-- What is required --
Locate the string "arrows" throughout the material and copy every line in which it occurs.

-- Records for this exercise --
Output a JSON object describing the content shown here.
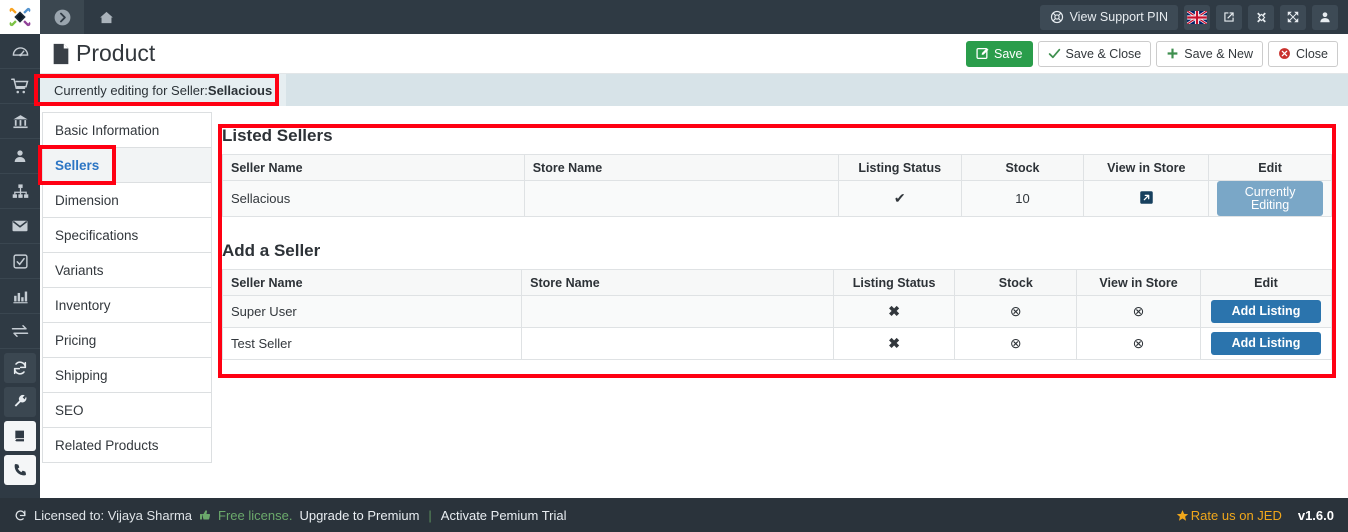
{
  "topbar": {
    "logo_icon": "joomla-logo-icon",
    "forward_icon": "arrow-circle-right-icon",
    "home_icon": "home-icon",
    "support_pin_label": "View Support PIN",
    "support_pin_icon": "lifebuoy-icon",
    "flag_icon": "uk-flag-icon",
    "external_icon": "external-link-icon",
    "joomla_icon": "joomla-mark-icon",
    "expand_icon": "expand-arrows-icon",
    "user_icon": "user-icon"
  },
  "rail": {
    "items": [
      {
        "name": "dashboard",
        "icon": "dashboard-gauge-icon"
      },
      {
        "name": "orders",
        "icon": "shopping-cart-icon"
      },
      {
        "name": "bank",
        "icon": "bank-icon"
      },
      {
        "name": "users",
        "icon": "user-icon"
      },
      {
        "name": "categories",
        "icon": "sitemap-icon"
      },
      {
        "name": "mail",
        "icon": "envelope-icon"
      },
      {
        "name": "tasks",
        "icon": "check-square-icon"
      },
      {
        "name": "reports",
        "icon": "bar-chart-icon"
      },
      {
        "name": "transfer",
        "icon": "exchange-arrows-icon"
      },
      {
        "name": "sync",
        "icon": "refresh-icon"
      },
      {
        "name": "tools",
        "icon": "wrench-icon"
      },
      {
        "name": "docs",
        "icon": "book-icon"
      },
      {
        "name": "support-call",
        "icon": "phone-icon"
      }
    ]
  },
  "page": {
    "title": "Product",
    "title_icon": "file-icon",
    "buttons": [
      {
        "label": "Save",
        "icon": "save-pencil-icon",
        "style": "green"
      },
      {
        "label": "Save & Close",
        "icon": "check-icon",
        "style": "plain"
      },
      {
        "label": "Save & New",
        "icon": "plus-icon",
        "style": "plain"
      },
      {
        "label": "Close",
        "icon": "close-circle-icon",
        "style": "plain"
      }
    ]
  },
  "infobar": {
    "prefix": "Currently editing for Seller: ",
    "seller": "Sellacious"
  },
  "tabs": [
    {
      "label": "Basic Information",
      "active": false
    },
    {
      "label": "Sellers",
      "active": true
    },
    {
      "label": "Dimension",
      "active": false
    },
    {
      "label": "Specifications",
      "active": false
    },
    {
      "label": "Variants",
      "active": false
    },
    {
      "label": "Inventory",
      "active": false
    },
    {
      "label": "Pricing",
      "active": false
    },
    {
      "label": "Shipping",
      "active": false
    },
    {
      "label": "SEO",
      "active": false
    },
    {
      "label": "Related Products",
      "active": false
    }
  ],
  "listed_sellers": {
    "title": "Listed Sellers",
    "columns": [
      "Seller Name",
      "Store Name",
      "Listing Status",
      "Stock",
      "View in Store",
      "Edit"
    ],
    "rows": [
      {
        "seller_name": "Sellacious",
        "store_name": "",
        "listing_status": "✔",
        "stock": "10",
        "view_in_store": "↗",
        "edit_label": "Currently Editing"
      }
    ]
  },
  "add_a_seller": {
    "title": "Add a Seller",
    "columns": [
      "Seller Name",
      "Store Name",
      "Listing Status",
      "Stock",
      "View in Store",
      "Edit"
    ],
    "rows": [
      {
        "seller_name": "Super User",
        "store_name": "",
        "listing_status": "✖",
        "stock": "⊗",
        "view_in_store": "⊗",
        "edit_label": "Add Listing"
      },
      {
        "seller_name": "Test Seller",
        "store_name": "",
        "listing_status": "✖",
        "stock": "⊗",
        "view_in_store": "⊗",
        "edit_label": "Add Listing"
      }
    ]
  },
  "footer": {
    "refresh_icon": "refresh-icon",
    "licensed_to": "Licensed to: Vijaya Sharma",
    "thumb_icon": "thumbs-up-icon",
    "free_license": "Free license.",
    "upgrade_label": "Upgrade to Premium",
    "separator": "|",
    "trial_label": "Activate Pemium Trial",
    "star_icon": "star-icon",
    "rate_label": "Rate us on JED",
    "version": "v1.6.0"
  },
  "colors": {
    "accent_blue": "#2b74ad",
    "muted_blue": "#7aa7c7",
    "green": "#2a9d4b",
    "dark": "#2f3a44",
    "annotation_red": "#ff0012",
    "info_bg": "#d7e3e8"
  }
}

...

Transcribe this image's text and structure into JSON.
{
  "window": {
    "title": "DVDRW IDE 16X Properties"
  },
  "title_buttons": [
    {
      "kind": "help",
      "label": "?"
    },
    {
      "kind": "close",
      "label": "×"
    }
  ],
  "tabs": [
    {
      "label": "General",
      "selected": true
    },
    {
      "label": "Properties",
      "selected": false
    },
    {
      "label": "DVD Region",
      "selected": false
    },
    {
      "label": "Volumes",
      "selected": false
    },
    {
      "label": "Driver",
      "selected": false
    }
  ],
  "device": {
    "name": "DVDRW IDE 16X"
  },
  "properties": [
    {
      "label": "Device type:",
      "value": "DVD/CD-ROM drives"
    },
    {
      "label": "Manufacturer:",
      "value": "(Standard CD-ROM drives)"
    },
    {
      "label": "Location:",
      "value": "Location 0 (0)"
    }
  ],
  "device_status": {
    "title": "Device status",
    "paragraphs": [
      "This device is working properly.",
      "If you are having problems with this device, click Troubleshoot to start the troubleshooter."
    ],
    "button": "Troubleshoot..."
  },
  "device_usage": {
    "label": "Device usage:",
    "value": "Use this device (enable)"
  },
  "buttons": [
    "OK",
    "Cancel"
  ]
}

-- Response to the task --
    "expand_icon": "expand-arrows-icon",
        "icon": "exchange-arrows-icon"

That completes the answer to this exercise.